Requirement: Leave out the pictures and copy the remaining records exactly.

** START Records for this task **

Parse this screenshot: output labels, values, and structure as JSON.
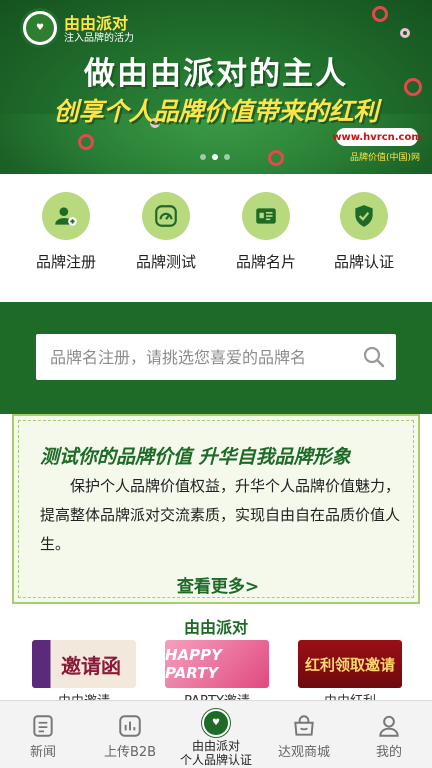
{
  "banner": {
    "brand_name": "由由派对",
    "brand_slogan": "注入品牌的活力",
    "headline1": "做由由派对的主人",
    "headline2": "创享个人品牌价值带来的红利",
    "site_badge": "www.hvrcn.com",
    "site_caption": "品牌价值(中国)网"
  },
  "features": [
    {
      "label": "品牌注册",
      "icon": "user-add-icon"
    },
    {
      "label": "品牌测试",
      "icon": "gauge-icon"
    },
    {
      "label": "品牌名片",
      "icon": "id-card-icon"
    },
    {
      "label": "品牌认证",
      "icon": "shield-check-icon"
    }
  ],
  "search": {
    "placeholder": "品牌名注册，请挑选您喜爱的品牌名"
  },
  "card": {
    "title": "测试你的品牌价值 升华自我品牌形象",
    "body": "保护个人品牌价值权益，升华个人品牌价值魅力，提高整体品牌派对交流素质，实现自由自在品质价值人生。",
    "more": "查看更多>"
  },
  "party": {
    "title": "由由派对",
    "items": [
      {
        "image_text": "邀请函",
        "caption": "由由邀请"
      },
      {
        "image_text": "HAPPY PARTY",
        "caption": "PARTY邀请"
      },
      {
        "image_text": "红利领取邀请",
        "caption": "由由红利"
      }
    ]
  },
  "tabbar": {
    "items": [
      {
        "label": "新闻",
        "icon": "news-icon"
      },
      {
        "label": "上传B2B",
        "icon": "chart-icon"
      },
      {
        "label": "由由派对\n个人品牌认证",
        "icon": "brand-logo-icon"
      },
      {
        "label": "达观商城",
        "icon": "shop-icon"
      },
      {
        "label": "我的",
        "icon": "profile-icon"
      }
    ]
  },
  "colors": {
    "primary_green": "#1e6a27",
    "light_green": "#b9d97e",
    "accent_yellow": "#ffe54a"
  }
}
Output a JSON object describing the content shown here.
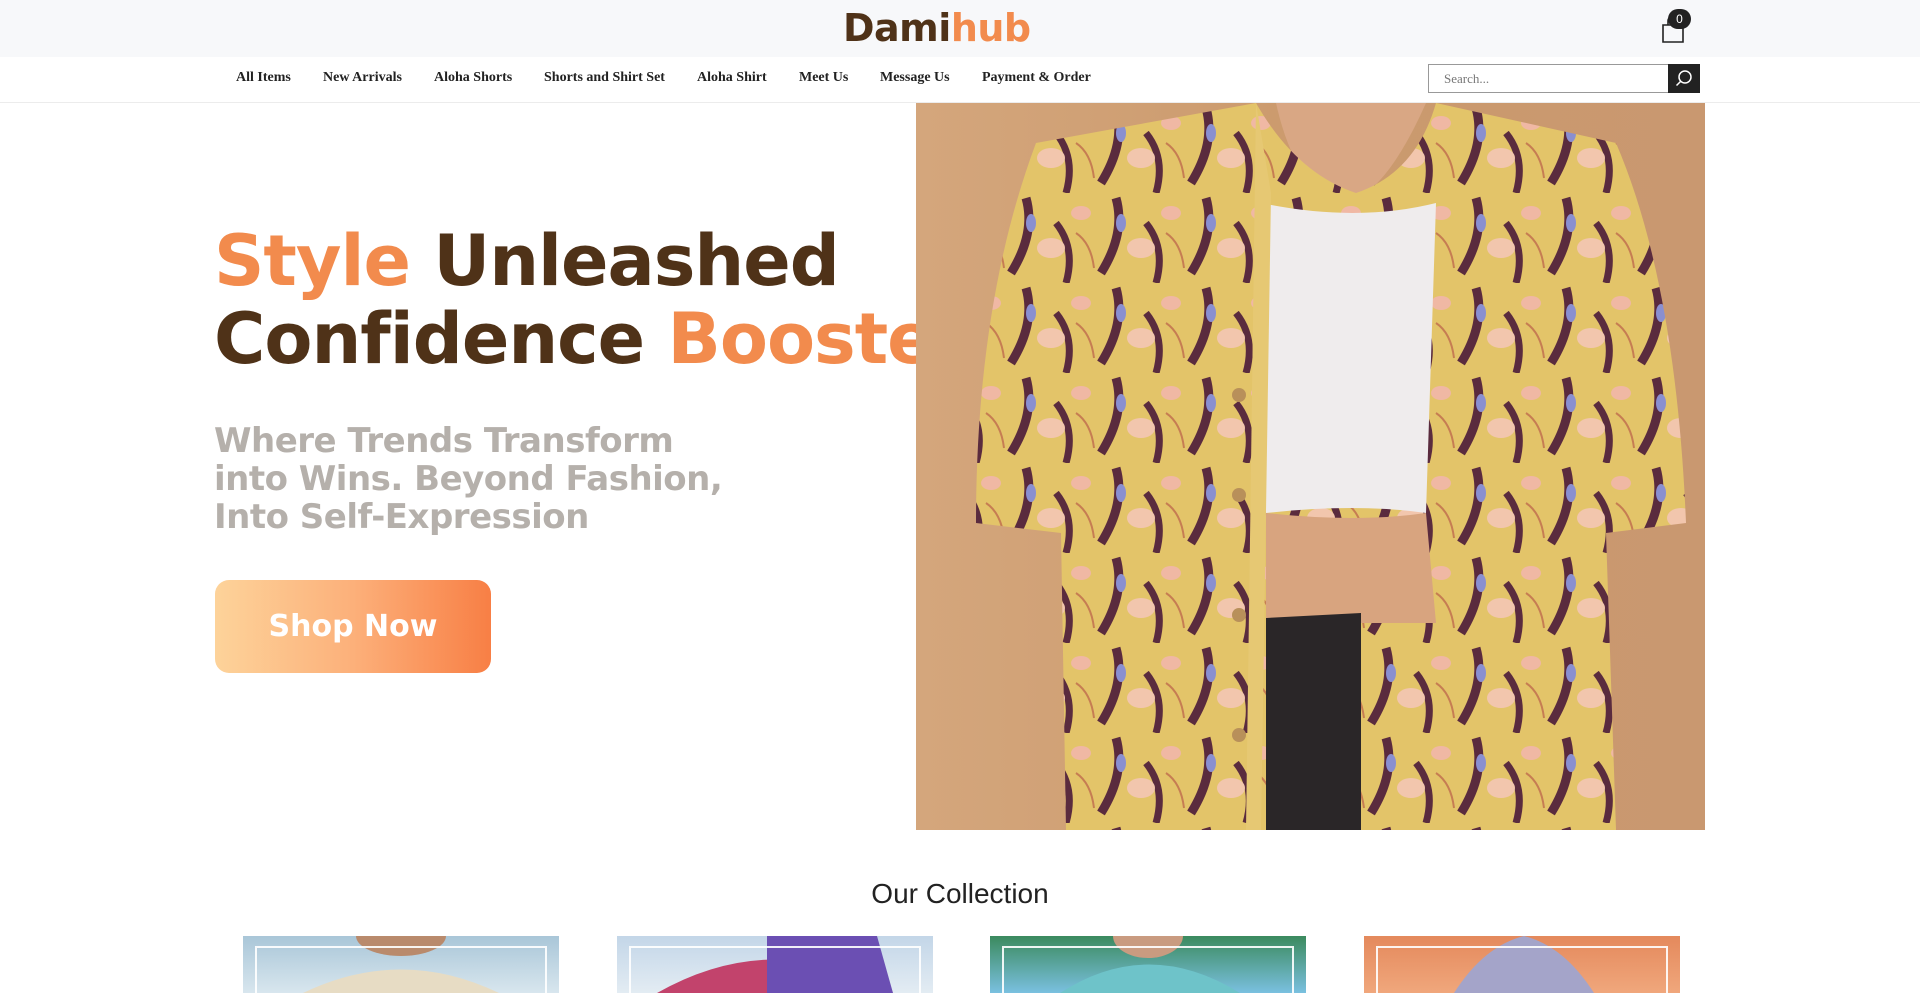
{
  "header": {
    "logo_part1": "Dami",
    "logo_part2": "hub",
    "cart_count": "0",
    "colors": {
      "brand_brown": "#4f3218",
      "brand_orange": "#f28b4d"
    }
  },
  "nav": {
    "items": [
      {
        "label": "All Items"
      },
      {
        "label": "New Arrivals"
      },
      {
        "label": "Aloha Shorts"
      },
      {
        "label": "Shorts and Shirt Set"
      },
      {
        "label": "Aloha Shirt"
      },
      {
        "label": "Meet Us"
      },
      {
        "label": "Message Us"
      },
      {
        "label": "Payment & Order"
      }
    ],
    "search": {
      "placeholder": "Search...",
      "icon": "search-icon"
    }
  },
  "hero": {
    "title_word1": "Style",
    "title_word2": "Unleashed",
    "title_word3": "Confidence",
    "title_word4": "Boosted",
    "subtitle": "Where Trends Transform into Wins. Beyond Fashion, Into Self-Expression",
    "cta_label": "Shop Now"
  },
  "collection": {
    "title": "Our Collection"
  }
}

** END Records for this task **

Task response:
Parse this screenshot: output labels, values, and structure as JSON.
{
  "banner": {
    "brand_name": "由由派对",
    "brand_slogan": "注入品牌的活力",
    "headline1": "做由由派对的主人",
    "headline2": "创享个人品牌价值带来的红利",
    "site_badge": "www.hvrcn.com",
    "site_caption": "品牌价值(中国)网"
  },
  "features": [
    {
      "label": "品牌注册",
      "icon": "user-add-icon"
    },
    {
      "label": "品牌测试",
      "icon": "gauge-icon"
    },
    {
      "label": "品牌名片",
      "icon": "id-card-icon"
    },
    {
      "label": "品牌认证",
      "icon": "shield-check-icon"
    }
  ],
  "search": {
    "placeholder": "品牌名注册，请挑选您喜爱的品牌名"
  },
  "card": {
    "title": "测试你的品牌价值 升华自我品牌形象",
    "body": "保护个人品牌价值权益，升华个人品牌价值魅力，提高整体品牌派对交流素质，实现自由自在品质价值人生。",
    "more": "查看更多>"
  },
  "party": {
    "title": "由由派对",
    "items": [
      {
        "image_text": "邀请函",
        "caption": "由由邀请"
      },
      {
        "image_text": "HAPPY PARTY",
        "caption": "PARTY邀请"
      },
      {
        "image_text": "红利领取邀请",
        "caption": "由由红利"
      }
    ]
  },
  "tabbar": {
    "items": [
      {
        "label": "新闻",
        "icon": "news-icon"
      },
      {
        "label": "上传B2B",
        "icon": "chart-icon"
      },
      {
        "label": "由由派对\n个人品牌认证",
        "icon": "brand-logo-icon"
      },
      {
        "label": "达观商城",
        "icon": "shop-icon"
      },
      {
        "label": "我的",
        "icon": "profile-icon"
      }
    ]
  },
  "colors": {
    "primary_green": "#1e6a27",
    "light_green": "#b9d97e",
    "accent_yellow": "#ffe54a"
  }
}
Output a JSON object describing the content shown here.
{
  "header": {
    "logo_part1": "Dami",
    "logo_part2": "hub",
    "cart_count": "0",
    "colors": {
      "brand_brown": "#4f3218",
      "brand_orange": "#f28b4d"
    }
  },
  "nav": {
    "items": [
      {
        "label": "All Items"
      },
      {
        "label": "New Arrivals"
      },
      {
        "label": "Aloha Shorts"
      },
      {
        "label": "Shorts and Shirt Set"
      },
      {
        "label": "Aloha Shirt"
      },
      {
        "label": "Meet Us"
      },
      {
        "label": "Message Us"
      },
      {
        "label": "Payment & Order"
      }
    ],
    "search": {
      "placeholder": "Search...",
      "icon": "search-icon"
    }
  },
  "hero": {
    "title_word1": "Style",
    "title_word2": "Unleashed",
    "title_word3": "Confidence",
    "title_word4": "Boosted",
    "subtitle": "Where Trends Transform into Wins. Beyond Fashion, Into Self-Expression",
    "cta_label": "Shop Now"
  },
  "collection": {
    "title": "Our Collection"
  }
}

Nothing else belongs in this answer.